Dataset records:

^^^^

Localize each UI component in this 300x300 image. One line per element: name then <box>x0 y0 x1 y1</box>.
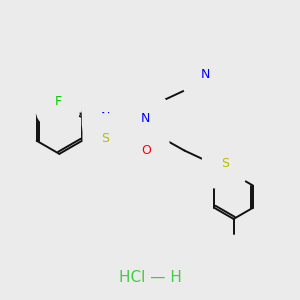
Text: O: O <box>141 144 151 157</box>
Text: S: S <box>221 158 229 170</box>
Text: N: N <box>201 68 210 81</box>
Text: HCl — H: HCl — H <box>118 270 182 285</box>
Text: N: N <box>141 112 151 125</box>
Text: F: F <box>54 95 61 108</box>
Text: S: S <box>101 132 109 145</box>
Text: N: N <box>100 110 110 124</box>
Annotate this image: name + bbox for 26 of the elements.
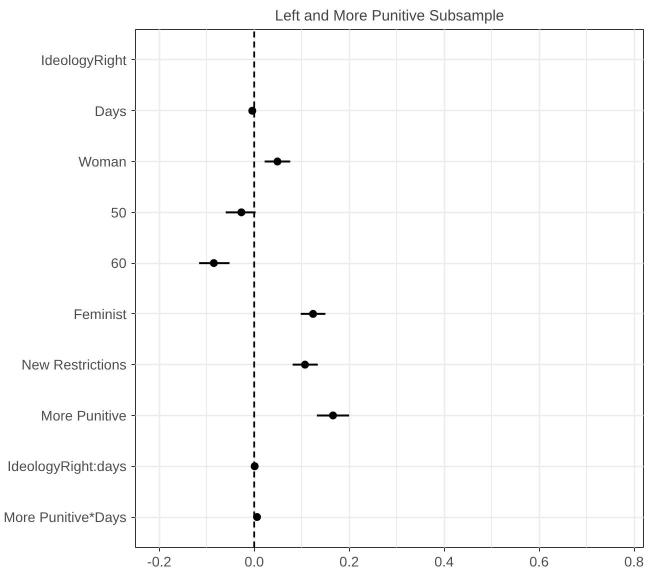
- y-tick-label: More Punitive: [40, 407, 127, 424]
- point: [273, 158, 282, 166]
- x-tick-label: 0.2: [339, 554, 360, 569]
- y-tick-label: Days: [94, 102, 127, 119]
- y-tick-label: IdeologyRight:days: [7, 458, 127, 474]
- point: [248, 106, 256, 115]
- x-tick-label: 0.4: [434, 554, 454, 569]
- chart-title: Left and More Punitive Subsample: [274, 8, 504, 24]
- point: [329, 411, 338, 420]
- point: [300, 360, 309, 369]
- y-tick-label: 60: [110, 255, 127, 272]
- point: [210, 259, 218, 268]
- x-tick-label: 0.0: [244, 554, 264, 569]
- y-tick-label: More Punitive*Days: [4, 509, 126, 526]
- y-tick-label: Woman: [78, 154, 127, 170]
- point: [250, 462, 259, 470]
- y-tick-label: New Restrictions: [21, 356, 127, 373]
- point: [309, 310, 318, 318]
- x-tick-label: 0.8: [624, 554, 644, 569]
- y-tick-label: IdeologyRight: [40, 52, 127, 68]
- x-tick-label: -0.2: [147, 554, 172, 569]
- point: [253, 513, 262, 522]
- y-tick-label: Feminist: [74, 306, 127, 322]
- y-tick-label: 50: [110, 204, 127, 220]
- x-tick-label: 0.6: [529, 554, 549, 569]
- point: [237, 208, 246, 216]
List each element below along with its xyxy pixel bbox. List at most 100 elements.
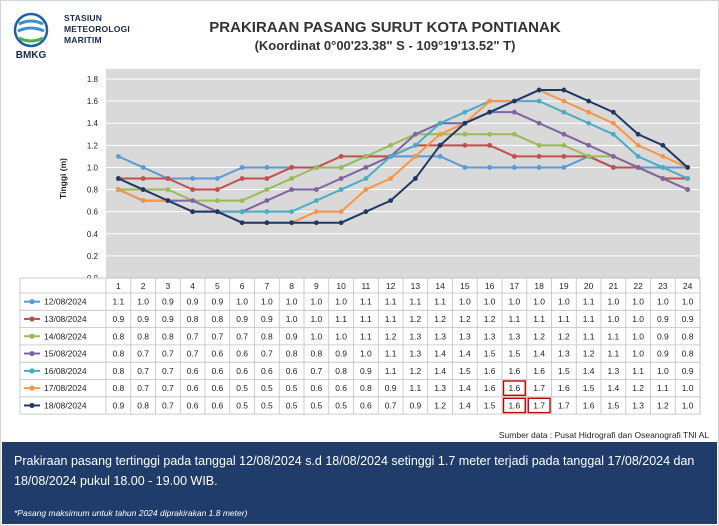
data-point [511,109,517,115]
series-line [117,111,689,213]
table-value: 0.9 [409,400,421,410]
data-point [165,176,171,181]
table-value: 1.2 [459,314,471,324]
data-point [115,153,121,159]
table-value: 1.3 [434,331,446,341]
x-tick-label: 2 [141,281,146,291]
table-value: 1.2 [583,349,595,359]
table-value: 0.7 [137,366,149,376]
data-point [165,198,171,204]
table-value: 1.2 [632,383,644,393]
data-point [685,165,691,170]
table-value: 1.2 [558,331,570,341]
data-point [635,131,641,137]
data-point [511,165,517,170]
data-point [313,209,319,215]
table-value: 1.4 [607,383,619,393]
x-tick-label: 16 [485,281,495,291]
table-value: 0.9 [682,366,694,376]
table-value: 1.3 [409,349,421,359]
table-value: 1.6 [583,400,595,410]
data-point [586,109,592,115]
table-value: 0.6 [187,366,199,376]
table-value: 0.8 [187,314,199,324]
table-value: 1.6 [508,366,520,376]
table-value: 1.1 [533,314,545,324]
table-value: 0.9 [187,297,199,307]
table-value: 0.6 [211,366,223,376]
table-value: 0.5 [335,400,347,410]
table-value: 0.9 [261,314,273,324]
x-tick-label: 22 [633,281,643,291]
table-value: 0.8 [112,383,124,393]
legend-marker-key [29,350,35,357]
table-value: 1.6 [558,383,570,393]
legend-label: 14/08/2024 [44,331,87,341]
table-value: 1.0 [236,297,248,307]
data-point [264,220,270,226]
legend-marker-key [29,368,35,374]
table-value: 1.1 [657,383,669,393]
table-value: 1.5 [484,400,496,410]
data-point [660,165,666,170]
data-point [289,220,295,226]
table-value: 0.7 [310,366,322,376]
x-tick-label: 3 [166,281,171,291]
data-point [115,187,121,192]
table-value: 0.7 [187,331,199,341]
data-point [363,165,369,170]
data-point [313,165,319,170]
data-point [214,187,220,192]
table-value: 1.3 [484,331,496,341]
bmkg-logo: BMKG [13,12,49,61]
data-point [412,153,418,159]
data-point [586,142,592,148]
data-point [140,176,146,181]
table-value: 1.4 [533,349,545,359]
table-value: 0.8 [310,349,322,359]
data-point [437,120,443,126]
legend-label: 16/08/2024 [44,366,87,376]
data-point [264,165,270,170]
source-note: Sumber data : Pusat Hidrografi dan Osean… [498,430,709,440]
table-value: 0.8 [162,331,174,341]
data-point [437,131,443,137]
data-point [338,153,344,159]
data-point [462,165,468,170]
table-value: 0.7 [385,400,397,410]
data-point [338,209,344,215]
data-point [462,120,468,126]
table-value: 1.0 [682,400,694,410]
table-value: 1.1 [409,383,421,393]
x-tick-label: 17 [510,281,520,291]
table-value: 1.2 [657,400,669,410]
data-point [388,142,394,148]
plot-area [106,69,700,278]
table-value: 1.5 [508,349,520,359]
table-value: 0.6 [236,366,248,376]
table-value: 0.9 [360,366,372,376]
table-value: 0.6 [335,383,347,393]
series-line [117,89,689,224]
table-value: 0.6 [187,400,199,410]
data-point [536,120,542,126]
table-value: 0.5 [236,383,248,393]
summary-panel: Prakiraan pasang tertinggi pada tanggal … [2,442,717,524]
table-value: 1.2 [434,400,446,410]
table-value: 0.5 [261,400,273,410]
data-point [610,109,616,115]
data-point [264,176,270,181]
table-value: 0.9 [112,314,124,324]
table-value: 0.8 [682,349,694,359]
y-tick-label: 1.2 [87,141,99,150]
table-value: 1.3 [607,366,619,376]
table-value: 1.2 [409,366,421,376]
data-point [239,165,245,170]
data-point [660,142,666,148]
summary-note: *Pasang maksimum untuk tahun 2024 diprak… [14,508,248,518]
table-value: 1.3 [459,331,471,341]
x-tick-label: 9 [314,281,319,291]
table-value: 1.4 [434,366,446,376]
chart-subtitle: (Koordinat 0°00'23.38" S - 109°19'13.52"… [254,38,516,53]
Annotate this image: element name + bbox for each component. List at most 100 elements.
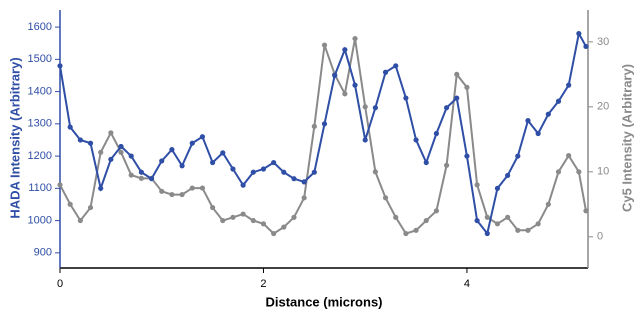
x-axis-label: Distance (microns): [265, 294, 382, 309]
data-point: [250, 217, 256, 224]
data-point: [515, 227, 521, 233]
data-point: [230, 166, 236, 172]
y-tick-label: 1100: [28, 182, 52, 194]
data-point: [271, 230, 277, 237]
y2-tick-label: 30: [597, 36, 609, 48]
data-point: [179, 191, 185, 198]
data-point: [321, 121, 328, 127]
data-point: [118, 143, 124, 150]
y-tick-label: 1500: [28, 53, 52, 65]
data-point: [199, 134, 206, 140]
data-point: [189, 185, 195, 191]
data-point: [372, 169, 378, 175]
data-point: [393, 63, 399, 69]
data-point: [423, 159, 429, 166]
data-point: [454, 71, 460, 77]
data-point: [220, 217, 226, 224]
data-point: [382, 195, 389, 201]
data-point: [138, 175, 144, 181]
data-point: [352, 82, 358, 88]
data-point: [555, 169, 562, 175]
data-point: [515, 153, 521, 159]
data-point: [474, 217, 480, 224]
data-point: [281, 169, 287, 175]
data-point: [505, 214, 511, 220]
data-point: [169, 191, 175, 198]
data-point: [311, 169, 317, 175]
x-tick-label: 2: [260, 278, 266, 290]
data-point: [454, 95, 460, 101]
data-point: [382, 69, 389, 75]
data-point: [87, 204, 94, 211]
data-point: [535, 221, 541, 227]
data-point: [179, 163, 185, 169]
data-point: [433, 130, 440, 137]
data-point: [443, 162, 450, 168]
data-point: [484, 230, 490, 237]
data-point: [291, 214, 297, 220]
y2-tick-label: 20: [597, 101, 609, 113]
y-tick-label: 1300: [28, 118, 52, 130]
data-point: [210, 204, 216, 211]
data-point: [393, 214, 399, 220]
data-point: [87, 140, 94, 146]
data-point: [67, 124, 73, 130]
data-point: [128, 172, 134, 178]
data-point: [525, 118, 531, 124]
data-point: [57, 63, 63, 69]
data-point: [352, 35, 358, 42]
data-point: [138, 169, 144, 175]
data-point: [576, 169, 582, 175]
y2-tick-label: 0: [597, 231, 603, 243]
data-point: [576, 30, 582, 37]
data-point: [342, 47, 348, 53]
data-point: [443, 105, 450, 111]
data-point: [583, 43, 589, 50]
data-point: [291, 176, 297, 182]
data-point: [98, 185, 104, 191]
data-point: [98, 149, 104, 155]
data-point: [545, 111, 551, 117]
data-point: [362, 104, 368, 110]
data-point: [240, 182, 246, 188]
data-point: [433, 208, 440, 214]
x-tick-label: 4: [464, 278, 470, 290]
data-point: [423, 217, 429, 224]
data-point: [159, 188, 165, 194]
data-point: [321, 42, 328, 48]
data-point: [413, 227, 419, 233]
data-point: [545, 201, 551, 207]
data-point: [189, 140, 195, 146]
data-point: [210, 159, 216, 166]
data-point: [342, 91, 348, 97]
series-line: [59, 38, 587, 235]
data-point: [555, 98, 562, 104]
y-tick-label: 1600: [28, 21, 52, 33]
data-point: [494, 185, 501, 191]
data-point: [535, 130, 541, 137]
data-point: [474, 182, 480, 188]
data-point: [250, 169, 256, 175]
data-point: [128, 153, 134, 159]
data-point: [403, 95, 409, 101]
data-point: [362, 137, 368, 143]
data-point: [372, 105, 378, 111]
data-point: [464, 153, 470, 159]
data-point: [57, 182, 63, 188]
data-point: [108, 156, 114, 162]
data-point: [118, 149, 124, 155]
data-point: [220, 150, 226, 156]
data-point: [77, 217, 83, 224]
data-point: [484, 214, 490, 220]
y-tick-label: 900: [34, 247, 52, 259]
data-point: [260, 221, 267, 227]
y-tick-label: 1400: [28, 85, 52, 97]
data-point: [169, 147, 175, 153]
data-point: [566, 82, 572, 88]
data-point: [301, 179, 307, 185]
data-point: [583, 208, 589, 214]
data-point: [332, 72, 338, 79]
data-point: [505, 172, 511, 179]
data-point: [199, 185, 206, 191]
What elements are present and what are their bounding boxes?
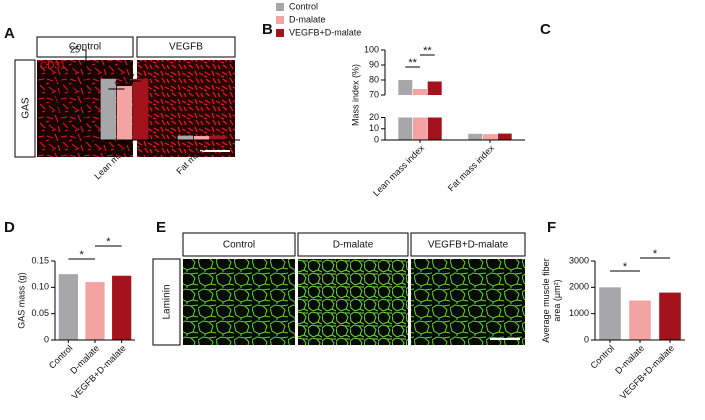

^^^^

• **Task brief**
Repeat the rows verbatim from the start of the records through the line that contains "Annotate this image: name", leaving out the pictures.

• **Response to this exercise**
Localize each UI component in this 300x300 image. One line per element: name then <box>x0 y0 x1 y1</box>.
Text: O: O <box>141 144 151 157</box>
Text: S: S <box>221 158 229 170</box>
Text: N: N <box>201 68 210 81</box>
Text: HCl — H: HCl — H <box>118 270 182 285</box>
Text: N: N <box>141 112 151 125</box>
Text: F: F <box>54 95 61 108</box>
Text: S: S <box>101 132 109 145</box>
Text: N: N <box>100 110 110 124</box>
Annotate this image: name + bbox for 26 of the elements.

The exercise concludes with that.